begin Input for this task

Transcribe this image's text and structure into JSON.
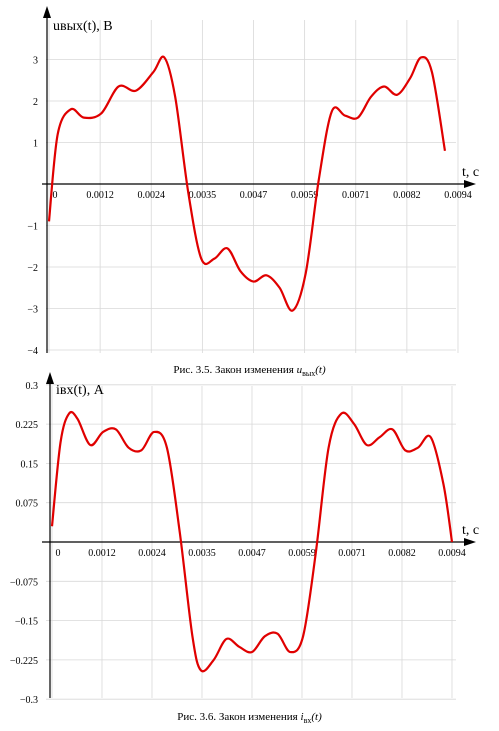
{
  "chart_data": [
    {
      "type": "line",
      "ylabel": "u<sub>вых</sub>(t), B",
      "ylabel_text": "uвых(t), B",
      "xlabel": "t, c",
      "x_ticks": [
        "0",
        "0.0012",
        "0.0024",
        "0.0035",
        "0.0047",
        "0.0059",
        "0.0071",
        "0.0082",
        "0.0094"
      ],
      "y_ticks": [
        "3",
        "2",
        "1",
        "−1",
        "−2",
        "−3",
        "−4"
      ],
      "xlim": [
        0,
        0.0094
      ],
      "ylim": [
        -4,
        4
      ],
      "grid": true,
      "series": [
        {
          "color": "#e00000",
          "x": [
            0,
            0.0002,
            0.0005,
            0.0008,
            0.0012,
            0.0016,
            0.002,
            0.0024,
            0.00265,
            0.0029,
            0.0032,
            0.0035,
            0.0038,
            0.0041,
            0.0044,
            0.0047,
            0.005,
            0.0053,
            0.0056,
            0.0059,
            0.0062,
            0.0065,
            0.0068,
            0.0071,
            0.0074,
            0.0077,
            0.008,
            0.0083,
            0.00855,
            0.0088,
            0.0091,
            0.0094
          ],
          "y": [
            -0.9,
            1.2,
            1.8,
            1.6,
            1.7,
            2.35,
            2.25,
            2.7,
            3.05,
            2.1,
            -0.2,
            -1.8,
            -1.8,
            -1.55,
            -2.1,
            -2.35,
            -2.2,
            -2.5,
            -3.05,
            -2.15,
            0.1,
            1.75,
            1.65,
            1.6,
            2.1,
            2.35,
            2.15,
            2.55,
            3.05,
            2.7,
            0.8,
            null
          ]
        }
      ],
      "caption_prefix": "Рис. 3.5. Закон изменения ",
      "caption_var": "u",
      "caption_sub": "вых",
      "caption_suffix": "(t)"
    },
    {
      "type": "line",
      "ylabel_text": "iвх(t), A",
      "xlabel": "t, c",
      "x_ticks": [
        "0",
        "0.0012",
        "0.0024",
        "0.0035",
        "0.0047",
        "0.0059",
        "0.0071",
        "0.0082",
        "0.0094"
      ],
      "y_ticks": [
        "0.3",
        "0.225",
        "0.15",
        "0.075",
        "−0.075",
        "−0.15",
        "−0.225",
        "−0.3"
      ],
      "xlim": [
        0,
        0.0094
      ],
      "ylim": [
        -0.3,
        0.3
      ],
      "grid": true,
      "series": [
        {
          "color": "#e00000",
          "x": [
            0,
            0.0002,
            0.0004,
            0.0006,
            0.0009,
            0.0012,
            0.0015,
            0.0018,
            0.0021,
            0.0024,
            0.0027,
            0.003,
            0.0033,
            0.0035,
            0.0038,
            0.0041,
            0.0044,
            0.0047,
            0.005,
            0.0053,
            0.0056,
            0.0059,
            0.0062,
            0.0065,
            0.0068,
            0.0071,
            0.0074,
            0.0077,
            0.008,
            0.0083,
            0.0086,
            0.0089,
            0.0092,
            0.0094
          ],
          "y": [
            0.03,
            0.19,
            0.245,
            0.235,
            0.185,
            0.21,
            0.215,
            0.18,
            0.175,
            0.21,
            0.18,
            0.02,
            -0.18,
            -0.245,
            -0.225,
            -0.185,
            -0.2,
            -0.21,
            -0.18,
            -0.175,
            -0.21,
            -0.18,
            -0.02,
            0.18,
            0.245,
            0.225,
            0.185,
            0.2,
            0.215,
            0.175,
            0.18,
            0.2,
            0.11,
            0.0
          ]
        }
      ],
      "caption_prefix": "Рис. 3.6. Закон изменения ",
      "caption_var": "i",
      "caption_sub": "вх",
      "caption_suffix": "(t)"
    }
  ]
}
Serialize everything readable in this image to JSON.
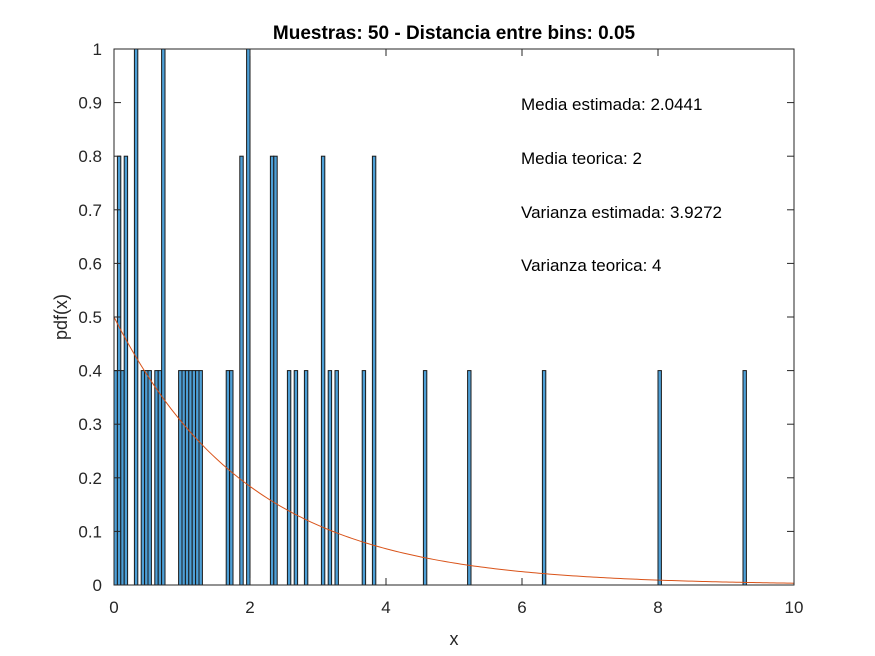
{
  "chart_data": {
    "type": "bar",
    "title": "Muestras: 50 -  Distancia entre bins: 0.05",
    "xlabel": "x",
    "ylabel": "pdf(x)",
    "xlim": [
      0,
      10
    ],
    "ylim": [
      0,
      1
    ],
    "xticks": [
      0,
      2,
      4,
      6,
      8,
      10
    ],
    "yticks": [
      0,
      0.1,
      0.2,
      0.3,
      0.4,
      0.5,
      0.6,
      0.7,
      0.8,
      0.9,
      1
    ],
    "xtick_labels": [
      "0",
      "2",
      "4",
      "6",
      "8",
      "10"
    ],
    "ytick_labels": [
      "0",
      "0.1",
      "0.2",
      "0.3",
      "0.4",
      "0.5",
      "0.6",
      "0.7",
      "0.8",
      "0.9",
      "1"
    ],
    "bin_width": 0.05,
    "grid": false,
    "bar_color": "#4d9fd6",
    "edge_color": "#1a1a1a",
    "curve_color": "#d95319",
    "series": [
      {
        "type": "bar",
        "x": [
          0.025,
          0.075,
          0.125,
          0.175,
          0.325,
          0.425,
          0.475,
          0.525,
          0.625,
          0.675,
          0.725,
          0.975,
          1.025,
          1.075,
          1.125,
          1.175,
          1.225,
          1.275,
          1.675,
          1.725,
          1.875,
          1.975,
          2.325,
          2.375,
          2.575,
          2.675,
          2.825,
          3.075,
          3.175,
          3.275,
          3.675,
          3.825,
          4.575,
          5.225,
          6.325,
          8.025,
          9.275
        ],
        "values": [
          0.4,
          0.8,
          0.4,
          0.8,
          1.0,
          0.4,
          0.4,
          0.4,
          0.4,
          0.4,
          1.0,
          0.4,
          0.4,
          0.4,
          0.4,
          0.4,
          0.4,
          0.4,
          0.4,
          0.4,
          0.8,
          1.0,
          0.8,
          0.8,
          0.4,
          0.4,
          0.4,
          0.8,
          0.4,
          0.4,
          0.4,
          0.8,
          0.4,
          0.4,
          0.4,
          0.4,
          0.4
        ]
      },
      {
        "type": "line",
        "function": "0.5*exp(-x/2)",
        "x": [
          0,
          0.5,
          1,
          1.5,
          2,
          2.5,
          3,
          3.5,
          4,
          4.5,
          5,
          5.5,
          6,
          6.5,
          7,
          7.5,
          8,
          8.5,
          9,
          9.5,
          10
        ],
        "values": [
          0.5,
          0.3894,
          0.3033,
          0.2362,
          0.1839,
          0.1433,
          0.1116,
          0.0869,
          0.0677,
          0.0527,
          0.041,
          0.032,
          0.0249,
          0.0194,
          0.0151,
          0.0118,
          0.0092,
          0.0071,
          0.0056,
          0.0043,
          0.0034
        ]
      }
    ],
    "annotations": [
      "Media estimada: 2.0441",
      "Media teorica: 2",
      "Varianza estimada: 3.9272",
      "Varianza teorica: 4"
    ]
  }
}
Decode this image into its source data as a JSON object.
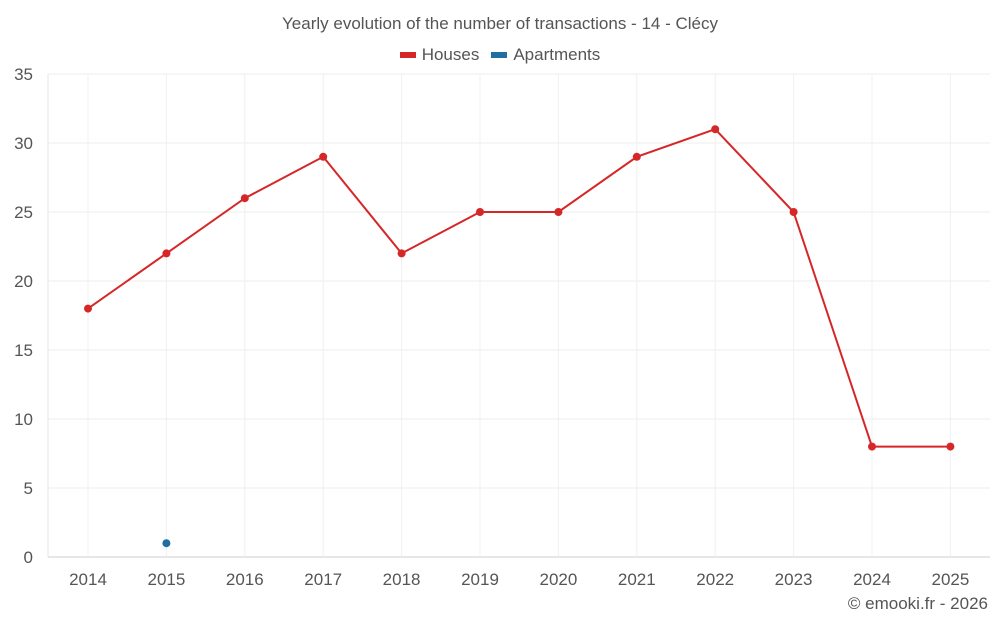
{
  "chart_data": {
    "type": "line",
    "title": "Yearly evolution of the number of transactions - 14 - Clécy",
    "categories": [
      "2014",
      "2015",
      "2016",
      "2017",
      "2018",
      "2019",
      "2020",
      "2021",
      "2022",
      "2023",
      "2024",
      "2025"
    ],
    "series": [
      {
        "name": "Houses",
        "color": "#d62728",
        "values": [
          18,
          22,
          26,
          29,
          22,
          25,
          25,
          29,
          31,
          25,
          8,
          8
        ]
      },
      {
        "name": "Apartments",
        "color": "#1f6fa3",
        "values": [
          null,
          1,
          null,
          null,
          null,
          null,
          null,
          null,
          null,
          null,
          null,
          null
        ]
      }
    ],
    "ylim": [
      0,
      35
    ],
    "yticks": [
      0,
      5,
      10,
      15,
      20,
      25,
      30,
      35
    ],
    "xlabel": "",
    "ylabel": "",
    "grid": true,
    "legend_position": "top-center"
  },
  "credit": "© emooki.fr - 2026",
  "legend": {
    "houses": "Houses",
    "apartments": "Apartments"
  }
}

end Input for this task

Given problem:
Using the listing, collect all lines in which the string "Apartments" is found.

Completed task:
        "name": "Apartments",
    "apartments": "Apartments"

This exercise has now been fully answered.